Rows from a figure dataset:
#####

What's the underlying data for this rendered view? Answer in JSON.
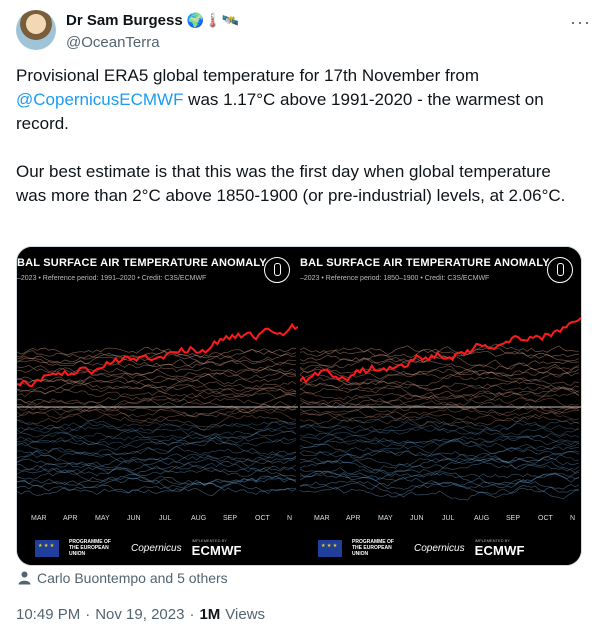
{
  "author": {
    "name": "Dr Sam Burgess",
    "name_emoji": "🌍🌡️🛰️",
    "handle": "@OceanTerra"
  },
  "menu": {
    "more_label": "···"
  },
  "tweet": {
    "para1_before": "Provisional ERA5 global temperature for 17th November from ",
    "para1_mention": "@CopernicusECMWF",
    "para1_after": " was 1.17°C above 1991-2020 - the warmest on record.",
    "para2": "Our best estimate is that this was the first day when global temperature was more than 2°C above 1850-1900 (or pre-industrial) levels, at 2.06°C."
  },
  "media": {
    "left": {
      "title": "BAL SURFACE AIR TEMPERATURE ANOMALY",
      "subtitle": "–2023 • Reference period: 1991–2020 • Credit: C3S/ECMWF"
    },
    "right": {
      "title": "BAL SURFACE AIR TEMPERATURE ANOMALY",
      "subtitle": "–2023 • Reference period: 1850–1900 • Credit: C3S/ECMWF"
    },
    "months": [
      "MAR",
      "APR",
      "MAY",
      "JUN",
      "JUL",
      "AUG",
      "SEP",
      "OCT",
      "N"
    ],
    "footer": {
      "eu_text": "PROGRAMME OF THE EUROPEAN UNION",
      "copernicus": "Copernicus",
      "implemented_by": "IMPLEMENTED BY",
      "ecmwf": "ECMWF"
    },
    "colors": {
      "highlight_line": "#ff1a1a",
      "warm": "#e7a68a",
      "cool": "#6aa6d8"
    }
  },
  "tagged": {
    "text": "Carlo Buontempo and 5 others",
    "icon": "person-icon"
  },
  "meta": {
    "time": "10:49 PM",
    "date": "Nov 19, 2023",
    "views_count": "1M",
    "views_label": "Views"
  }
}
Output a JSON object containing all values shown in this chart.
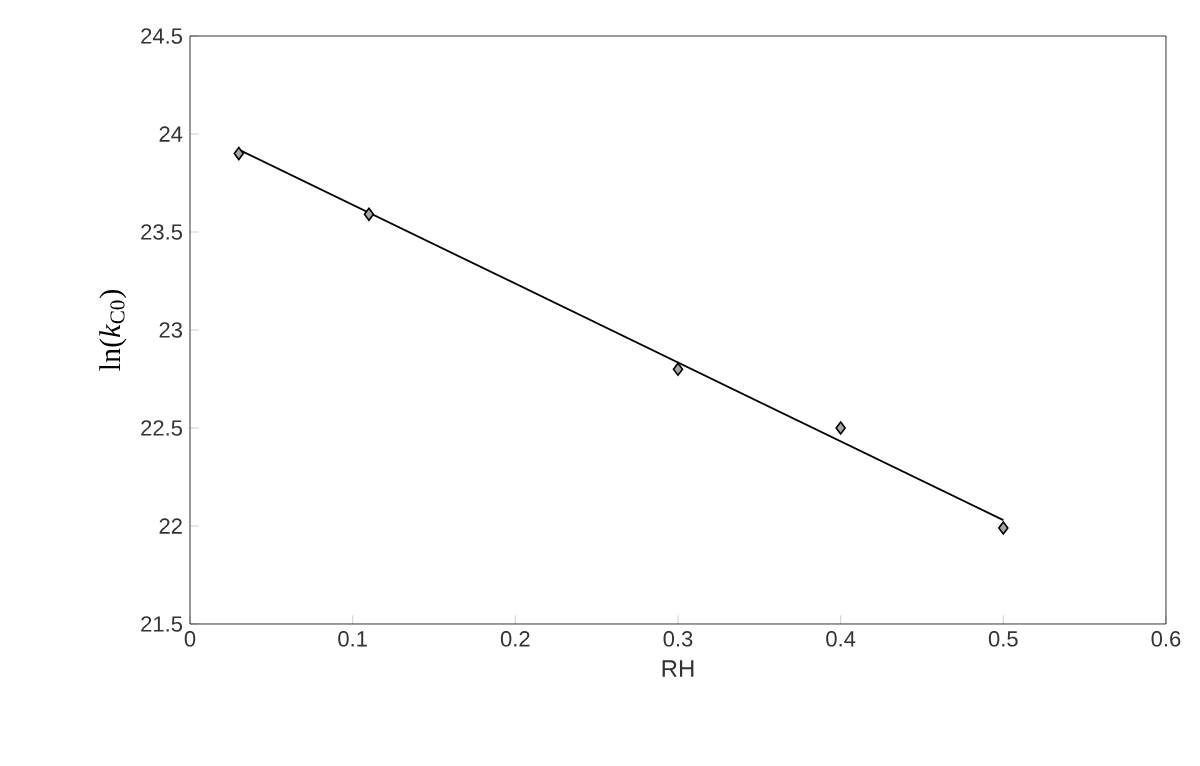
{
  "chart_data": {
    "type": "scatter",
    "xlabel": "RH",
    "ylabel": "ln(*k*$_{C0}$)",
    "xlim": [
      0,
      0.6
    ],
    "ylim": [
      21.5,
      24.5
    ],
    "xticks": [
      0,
      0.1,
      0.2,
      0.3,
      0.4,
      0.5,
      0.6
    ],
    "yticks": [
      21.5,
      22,
      22.5,
      23,
      23.5,
      24,
      24.5
    ],
    "grid": false,
    "series": [
      {
        "color": "#000000",
        "marker": "diamond",
        "x": [
          0.03,
          0.11,
          0.3,
          0.4,
          0.5
        ],
        "values": [
          23.9,
          23.59,
          22.8,
          22.5,
          21.99
        ]
      },
      {
        "type": "line",
        "color": "#000000",
        "marker": "none",
        "line_style": "solid",
        "x": [
          0.03,
          0.5
        ],
        "values": [
          23.92,
          22.03
        ]
      }
    ]
  }
}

#####

Work to do
Print all the records again exactly; do not include any picture.

Full solution
What's the underlying data for this rendered view? Answer in JSON.
{
  "author": {
    "name": "Dr Sam Burgess",
    "name_emoji": "🌍🌡️🛰️",
    "handle": "@OceanTerra"
  },
  "menu": {
    "more_label": "···"
  },
  "tweet": {
    "para1_before": "Provisional ERA5 global temperature for 17th November from ",
    "para1_mention": "@CopernicusECMWF",
    "para1_after": " was 1.17°C above 1991-2020 - the warmest on record.",
    "para2": "Our best estimate is that this was the first day when global temperature was more than 2°C above 1850-1900 (or pre-industrial) levels, at 2.06°C."
  },
  "media": {
    "left": {
      "title": "BAL SURFACE AIR TEMPERATURE ANOMALY",
      "subtitle": "–2023 • Reference period: 1991–2020 • Credit: C3S/ECMWF"
    },
    "right": {
      "title": "BAL SURFACE AIR TEMPERATURE ANOMALY",
      "subtitle": "–2023 • Reference period: 1850–1900 • Credit: C3S/ECMWF"
    },
    "months": [
      "MAR",
      "APR",
      "MAY",
      "JUN",
      "JUL",
      "AUG",
      "SEP",
      "OCT",
      "N"
    ],
    "footer": {
      "eu_text": "PROGRAMME OF THE EUROPEAN UNION",
      "copernicus": "Copernicus",
      "implemented_by": "IMPLEMENTED BY",
      "ecmwf": "ECMWF"
    },
    "colors": {
      "highlight_line": "#ff1a1a",
      "warm": "#e7a68a",
      "cool": "#6aa6d8"
    }
  },
  "tagged": {
    "text": "Carlo Buontempo and 5 others",
    "icon": "person-icon"
  },
  "meta": {
    "time": "10:49 PM",
    "date": "Nov 19, 2023",
    "views_count": "1M",
    "views_label": "Views"
  }
}
Output a JSON object containing all values shown in this chart.
{
  "chart_data": {
    "type": "scatter",
    "xlabel": "RH",
    "ylabel": "ln(*k*$_{C0}$)",
    "xlim": [
      0,
      0.6
    ],
    "ylim": [
      21.5,
      24.5
    ],
    "xticks": [
      0,
      0.1,
      0.2,
      0.3,
      0.4,
      0.5,
      0.6
    ],
    "yticks": [
      21.5,
      22,
      22.5,
      23,
      23.5,
      24,
      24.5
    ],
    "grid": false,
    "series": [
      {
        "color": "#000000",
        "marker": "diamond",
        "x": [
          0.03,
          0.11,
          0.3,
          0.4,
          0.5
        ],
        "values": [
          23.9,
          23.59,
          22.8,
          22.5,
          21.99
        ]
      },
      {
        "type": "line",
        "color": "#000000",
        "marker": "none",
        "line_style": "solid",
        "x": [
          0.03,
          0.5
        ],
        "values": [
          23.92,
          22.03
        ]
      }
    ]
  }
}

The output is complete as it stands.